- _Data entries_
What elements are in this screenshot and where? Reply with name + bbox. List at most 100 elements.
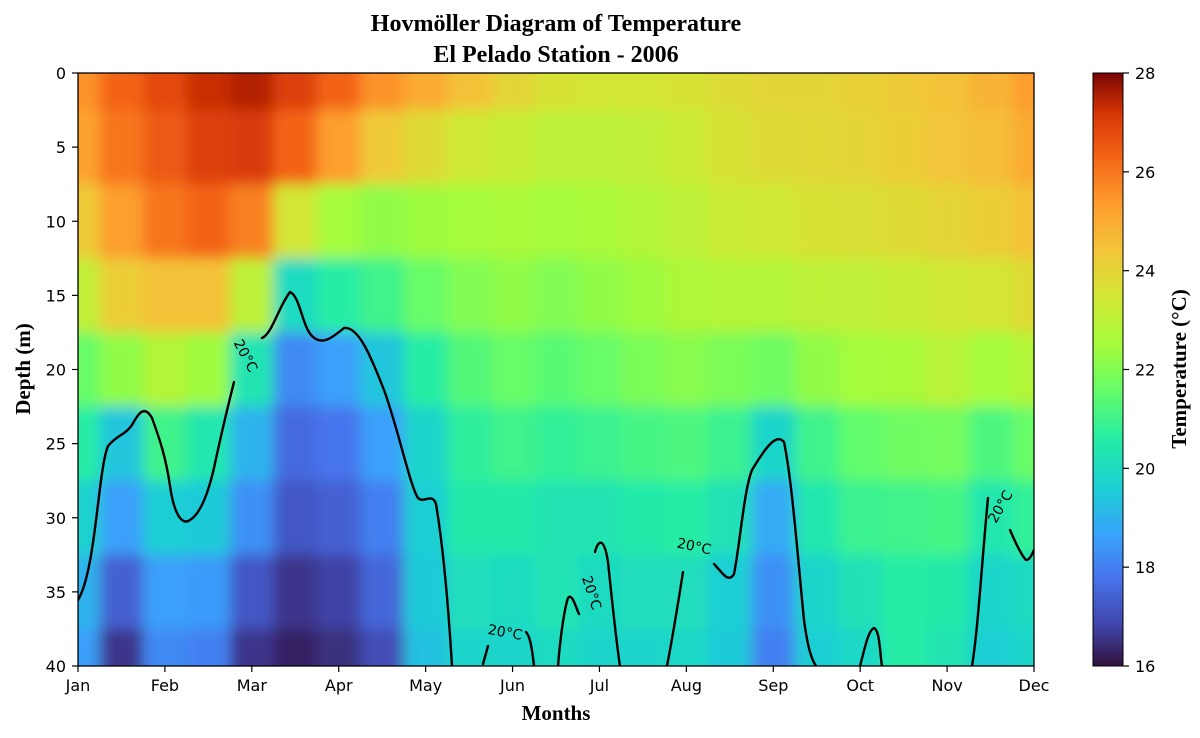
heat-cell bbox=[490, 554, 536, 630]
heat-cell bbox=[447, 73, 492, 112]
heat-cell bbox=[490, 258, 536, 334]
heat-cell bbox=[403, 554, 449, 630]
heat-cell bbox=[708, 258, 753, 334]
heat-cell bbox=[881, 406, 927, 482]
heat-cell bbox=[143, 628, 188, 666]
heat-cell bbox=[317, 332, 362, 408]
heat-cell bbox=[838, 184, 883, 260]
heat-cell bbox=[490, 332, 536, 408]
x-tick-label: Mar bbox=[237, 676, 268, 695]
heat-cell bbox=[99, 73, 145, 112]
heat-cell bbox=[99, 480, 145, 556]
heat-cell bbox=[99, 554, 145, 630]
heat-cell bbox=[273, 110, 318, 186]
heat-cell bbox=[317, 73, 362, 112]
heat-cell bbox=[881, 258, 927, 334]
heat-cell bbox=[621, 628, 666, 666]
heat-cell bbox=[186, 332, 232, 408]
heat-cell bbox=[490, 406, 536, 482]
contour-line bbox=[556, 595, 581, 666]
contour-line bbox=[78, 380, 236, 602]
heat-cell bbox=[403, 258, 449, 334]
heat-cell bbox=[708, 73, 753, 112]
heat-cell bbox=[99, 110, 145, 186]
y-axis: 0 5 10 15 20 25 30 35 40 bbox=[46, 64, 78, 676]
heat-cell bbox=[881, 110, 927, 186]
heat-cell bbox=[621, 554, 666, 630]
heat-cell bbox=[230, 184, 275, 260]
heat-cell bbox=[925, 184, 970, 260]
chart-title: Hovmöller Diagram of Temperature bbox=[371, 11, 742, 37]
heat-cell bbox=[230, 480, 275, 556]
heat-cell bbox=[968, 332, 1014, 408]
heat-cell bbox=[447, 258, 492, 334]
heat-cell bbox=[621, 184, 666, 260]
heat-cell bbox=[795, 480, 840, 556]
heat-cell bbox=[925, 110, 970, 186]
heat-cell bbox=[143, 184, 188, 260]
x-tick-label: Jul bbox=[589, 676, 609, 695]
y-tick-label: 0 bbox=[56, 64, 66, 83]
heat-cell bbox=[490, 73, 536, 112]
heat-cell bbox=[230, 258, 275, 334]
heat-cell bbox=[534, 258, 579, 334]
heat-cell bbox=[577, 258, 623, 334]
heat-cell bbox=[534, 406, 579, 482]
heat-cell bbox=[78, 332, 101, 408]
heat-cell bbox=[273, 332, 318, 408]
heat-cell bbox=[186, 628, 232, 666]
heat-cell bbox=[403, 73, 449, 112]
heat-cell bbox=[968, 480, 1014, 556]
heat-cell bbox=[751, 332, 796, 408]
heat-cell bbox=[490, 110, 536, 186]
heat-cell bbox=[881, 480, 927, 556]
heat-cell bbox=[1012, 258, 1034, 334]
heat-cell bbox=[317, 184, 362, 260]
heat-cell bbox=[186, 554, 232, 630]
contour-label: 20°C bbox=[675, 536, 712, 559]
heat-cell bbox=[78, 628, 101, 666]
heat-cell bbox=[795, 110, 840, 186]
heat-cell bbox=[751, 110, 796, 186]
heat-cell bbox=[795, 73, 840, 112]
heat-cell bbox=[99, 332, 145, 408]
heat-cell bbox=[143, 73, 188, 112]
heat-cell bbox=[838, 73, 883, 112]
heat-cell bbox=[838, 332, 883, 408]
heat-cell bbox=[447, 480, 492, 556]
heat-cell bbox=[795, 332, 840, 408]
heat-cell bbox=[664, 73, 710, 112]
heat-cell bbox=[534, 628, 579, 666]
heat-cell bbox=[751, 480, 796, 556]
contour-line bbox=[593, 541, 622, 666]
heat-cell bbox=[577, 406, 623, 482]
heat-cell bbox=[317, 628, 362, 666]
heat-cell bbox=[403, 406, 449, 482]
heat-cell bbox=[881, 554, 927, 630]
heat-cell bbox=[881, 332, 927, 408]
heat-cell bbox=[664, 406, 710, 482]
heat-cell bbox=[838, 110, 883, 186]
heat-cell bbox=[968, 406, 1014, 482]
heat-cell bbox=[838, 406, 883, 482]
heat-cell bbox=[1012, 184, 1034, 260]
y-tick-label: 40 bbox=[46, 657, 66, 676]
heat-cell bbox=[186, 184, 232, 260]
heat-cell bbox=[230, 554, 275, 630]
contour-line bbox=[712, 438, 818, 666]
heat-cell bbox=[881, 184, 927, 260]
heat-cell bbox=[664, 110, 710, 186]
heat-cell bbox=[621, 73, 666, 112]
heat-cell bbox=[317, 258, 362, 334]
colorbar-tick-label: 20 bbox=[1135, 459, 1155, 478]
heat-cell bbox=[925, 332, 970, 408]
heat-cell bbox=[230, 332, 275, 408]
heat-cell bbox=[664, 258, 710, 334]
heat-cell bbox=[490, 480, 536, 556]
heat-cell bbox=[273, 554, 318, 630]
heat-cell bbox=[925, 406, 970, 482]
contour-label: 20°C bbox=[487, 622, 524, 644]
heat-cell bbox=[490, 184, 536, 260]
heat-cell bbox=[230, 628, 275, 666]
...
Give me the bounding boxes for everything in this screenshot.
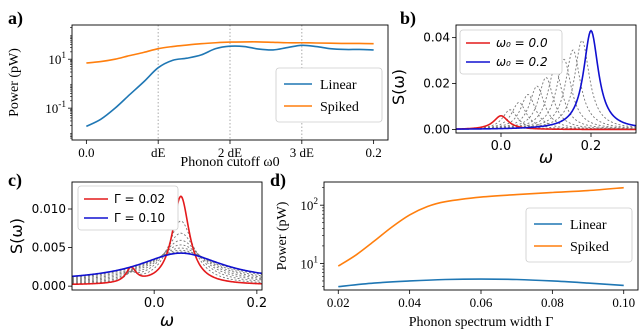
* * *
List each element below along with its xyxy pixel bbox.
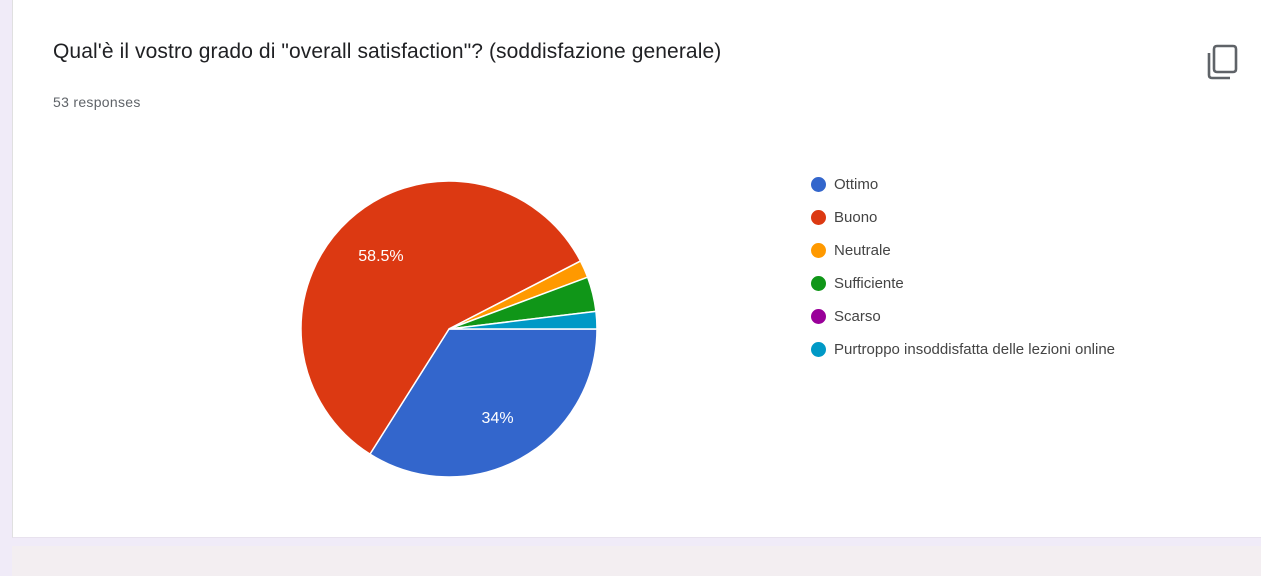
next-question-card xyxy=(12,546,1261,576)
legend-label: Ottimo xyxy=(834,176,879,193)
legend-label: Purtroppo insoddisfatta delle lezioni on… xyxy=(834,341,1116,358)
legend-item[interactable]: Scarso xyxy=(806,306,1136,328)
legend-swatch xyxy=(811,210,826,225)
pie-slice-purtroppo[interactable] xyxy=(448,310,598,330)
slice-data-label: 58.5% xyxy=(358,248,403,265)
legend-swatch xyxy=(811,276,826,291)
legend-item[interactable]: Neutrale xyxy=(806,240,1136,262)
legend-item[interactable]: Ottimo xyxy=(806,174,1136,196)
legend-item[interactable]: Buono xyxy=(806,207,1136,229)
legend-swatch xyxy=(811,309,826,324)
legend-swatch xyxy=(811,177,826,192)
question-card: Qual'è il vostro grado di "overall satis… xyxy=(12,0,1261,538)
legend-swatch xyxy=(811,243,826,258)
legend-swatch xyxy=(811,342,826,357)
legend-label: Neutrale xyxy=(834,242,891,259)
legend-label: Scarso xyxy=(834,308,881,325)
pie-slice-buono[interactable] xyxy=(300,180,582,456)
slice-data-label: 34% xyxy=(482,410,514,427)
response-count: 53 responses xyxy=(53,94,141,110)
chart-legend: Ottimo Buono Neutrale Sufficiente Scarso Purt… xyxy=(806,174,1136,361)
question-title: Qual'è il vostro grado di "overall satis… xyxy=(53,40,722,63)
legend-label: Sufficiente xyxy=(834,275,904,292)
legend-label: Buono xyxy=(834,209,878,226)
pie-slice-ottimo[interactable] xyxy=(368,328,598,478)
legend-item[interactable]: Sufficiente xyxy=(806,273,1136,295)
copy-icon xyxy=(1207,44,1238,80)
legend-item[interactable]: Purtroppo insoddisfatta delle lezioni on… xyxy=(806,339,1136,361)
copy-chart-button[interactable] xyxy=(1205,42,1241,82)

- _Short exercise_
Copy the records from the line with "List each element" up to and including the line with "legend-label: Scarso xyxy=(834,308,881,325)", changing "legend-swatch" to "legend-marker" and leaving everything else as it is. Leave out the pictures.

- _Exercise response_
List each element below along with its xyxy pixel bbox.
next-question-card xyxy=(12,546,1261,576)
legend-label: Ottimo xyxy=(834,176,879,193)
legend-label: Purtroppo insoddisfatta delle lezioni on… xyxy=(834,341,1116,358)
legend-item[interactable]: Scarso xyxy=(806,306,1136,328)
legend-marker xyxy=(811,210,826,225)
pie-slice-purtroppo[interactable] xyxy=(448,310,598,330)
slice-data-label: 58.5% xyxy=(358,248,403,265)
legend-marker xyxy=(811,276,826,291)
legend-item[interactable]: Neutrale xyxy=(806,240,1136,262)
legend-item[interactable]: Ottimo xyxy=(806,174,1136,196)
legend-item[interactable]: Buono xyxy=(806,207,1136,229)
legend-marker xyxy=(811,309,826,324)
legend-marker xyxy=(811,177,826,192)
question-card: Qual'è il vostro grado di "overall satis… xyxy=(12,0,1261,538)
legend-marker xyxy=(811,243,826,258)
legend-marker xyxy=(811,342,826,357)
legend-label: Neutrale xyxy=(834,242,891,259)
legend-label: Scarso xyxy=(834,308,881,325)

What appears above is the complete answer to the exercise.